━━━━━ Source extract ━━━━━

Research
FATE, TRANSPORT, AND DEFORMATION OF MICROPLASTIC FILAMENTS IN POROUS SYSTEMS

Microfiber filaments are the most common type of microplastic particles polluting the environment and are recognized as a growing threat to groundwater resources and human health. A better understanding of how microfibers move, deform, and settle in the preferential pathways of fluids in subsurface systems would be beneficial in the improvement of current soil remediation procedures, and advance waste disposal management techniques.
We investigate the transport and deformation of microfilaments in a channel with rough boundaries. An immersed boundary method is used.

EFFECTIVE MODELS OF FLOW IN VUGGY POROUS MEDIA
Vugs and fractures are common features of carbonate formations. The presence of vugs and fractures in porous media can significantly affect pressure and flow behavior of a fluid.

━━━━━

> **Exercise details**:
Extend the research summary on microplastic filaments and flow in vuggy porous media, beginning immediately after its final sentence about the effect of vugs and fractures on fluid pressure and flow.

━━━━━ Study material ━━━━━

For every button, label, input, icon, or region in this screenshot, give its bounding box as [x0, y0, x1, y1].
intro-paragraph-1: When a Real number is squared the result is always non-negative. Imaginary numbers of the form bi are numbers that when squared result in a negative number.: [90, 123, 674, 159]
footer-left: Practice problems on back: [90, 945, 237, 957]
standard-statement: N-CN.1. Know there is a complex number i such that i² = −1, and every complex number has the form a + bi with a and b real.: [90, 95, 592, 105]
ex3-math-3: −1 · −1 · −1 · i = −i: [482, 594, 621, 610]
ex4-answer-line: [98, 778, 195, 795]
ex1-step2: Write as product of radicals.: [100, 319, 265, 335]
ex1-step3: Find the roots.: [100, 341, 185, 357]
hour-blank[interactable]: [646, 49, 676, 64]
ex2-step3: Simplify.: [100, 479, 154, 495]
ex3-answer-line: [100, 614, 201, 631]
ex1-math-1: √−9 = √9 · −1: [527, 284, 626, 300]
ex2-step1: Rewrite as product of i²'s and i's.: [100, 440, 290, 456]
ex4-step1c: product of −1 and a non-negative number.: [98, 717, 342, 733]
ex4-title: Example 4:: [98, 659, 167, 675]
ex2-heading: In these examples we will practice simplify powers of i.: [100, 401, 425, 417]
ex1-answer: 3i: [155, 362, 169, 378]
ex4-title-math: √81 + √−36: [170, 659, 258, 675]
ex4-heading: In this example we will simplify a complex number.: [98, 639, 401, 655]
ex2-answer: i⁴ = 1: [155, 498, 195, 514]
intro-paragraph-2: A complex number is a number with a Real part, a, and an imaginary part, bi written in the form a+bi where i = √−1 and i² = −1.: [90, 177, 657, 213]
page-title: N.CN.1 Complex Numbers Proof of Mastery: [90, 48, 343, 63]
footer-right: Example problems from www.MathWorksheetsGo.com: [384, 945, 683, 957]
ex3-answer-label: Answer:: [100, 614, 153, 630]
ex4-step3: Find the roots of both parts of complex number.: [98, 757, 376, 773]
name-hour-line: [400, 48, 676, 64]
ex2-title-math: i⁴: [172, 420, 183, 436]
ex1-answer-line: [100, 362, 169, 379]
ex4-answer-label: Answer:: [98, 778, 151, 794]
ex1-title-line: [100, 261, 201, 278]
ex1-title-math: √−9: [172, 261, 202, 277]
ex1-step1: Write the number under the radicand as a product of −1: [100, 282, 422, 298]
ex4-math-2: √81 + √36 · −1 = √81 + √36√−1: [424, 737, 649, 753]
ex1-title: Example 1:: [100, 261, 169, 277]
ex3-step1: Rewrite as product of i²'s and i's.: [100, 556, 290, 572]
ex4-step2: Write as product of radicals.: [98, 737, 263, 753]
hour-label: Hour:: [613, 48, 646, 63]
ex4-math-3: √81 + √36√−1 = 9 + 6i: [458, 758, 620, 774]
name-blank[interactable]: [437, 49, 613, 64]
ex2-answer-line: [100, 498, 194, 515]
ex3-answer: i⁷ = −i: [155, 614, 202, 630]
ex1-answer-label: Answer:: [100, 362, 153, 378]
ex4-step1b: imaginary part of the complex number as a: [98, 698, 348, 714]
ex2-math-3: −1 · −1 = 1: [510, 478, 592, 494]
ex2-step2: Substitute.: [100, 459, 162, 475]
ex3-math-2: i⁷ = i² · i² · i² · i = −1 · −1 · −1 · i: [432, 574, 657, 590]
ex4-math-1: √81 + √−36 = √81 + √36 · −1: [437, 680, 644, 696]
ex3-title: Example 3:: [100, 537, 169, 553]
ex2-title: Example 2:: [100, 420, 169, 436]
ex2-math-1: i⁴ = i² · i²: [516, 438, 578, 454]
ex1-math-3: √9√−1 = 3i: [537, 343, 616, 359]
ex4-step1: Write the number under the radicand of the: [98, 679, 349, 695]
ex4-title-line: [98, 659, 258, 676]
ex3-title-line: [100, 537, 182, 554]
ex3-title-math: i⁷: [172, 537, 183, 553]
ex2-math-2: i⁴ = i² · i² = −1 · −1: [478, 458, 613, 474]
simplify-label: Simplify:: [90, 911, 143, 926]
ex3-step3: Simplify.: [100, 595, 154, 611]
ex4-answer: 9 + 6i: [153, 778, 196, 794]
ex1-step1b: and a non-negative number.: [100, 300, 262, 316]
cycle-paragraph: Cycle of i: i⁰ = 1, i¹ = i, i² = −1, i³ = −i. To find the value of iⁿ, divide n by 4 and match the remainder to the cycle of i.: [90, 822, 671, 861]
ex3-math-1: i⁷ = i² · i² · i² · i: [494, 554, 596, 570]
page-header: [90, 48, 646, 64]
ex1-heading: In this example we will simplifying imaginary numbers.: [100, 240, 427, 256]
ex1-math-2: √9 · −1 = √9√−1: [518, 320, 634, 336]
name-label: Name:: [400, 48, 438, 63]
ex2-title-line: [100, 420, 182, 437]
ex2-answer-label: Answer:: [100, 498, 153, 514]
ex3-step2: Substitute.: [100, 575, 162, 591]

━━━━━

> **Response to the task**:
The Stokes flow in the spheroidal vug was coupled to Darcy’s law in the host matrix using the modified Beavers Joseph boundary condition for the curvy contact between vug and matrix. The pressure field and stream function inside and outside the vug was obtained analytically.

ASYMPTOTIC MODELS OF FLOW IN A SINGLE CORRUGATED FRACTURE
Traditionally in a fractured porous media flow in the fracture is described by Darcy’s law same as the porous matrix. This is however an oversimplification. Several phenomena cause deviations from Darcy’s law. First, this is a nonzero Reynolds number for flow inside fracture, which determines the non-neglecting nonlinear inertia effects. Secondly, there is the external flux crossing the fracture boundary, which influences both the average mass balance and momentum balance. Third, the real fractures are wavy boundary, which influences flow regimes and their averaged model. The characteristic of flow in a fracture is highly affected by the presence of these phenomena.

EFFECTIVE MODELS OF FLOW IN MULTI-SCALE FRACTURED POROUS MEDIA
It is almost impossible to find a purely homogeneous reservoir, and it is also impossible to have just one scale of fractures in naturally fractured porous reservoirs. The question is: is it possible to use the traditional dual porosity model (i.e. Warren and Roots model) for every fractured reservoir? If not what
are the other choices but Warren and Roots model? For multiscale fractured media what is the effective model?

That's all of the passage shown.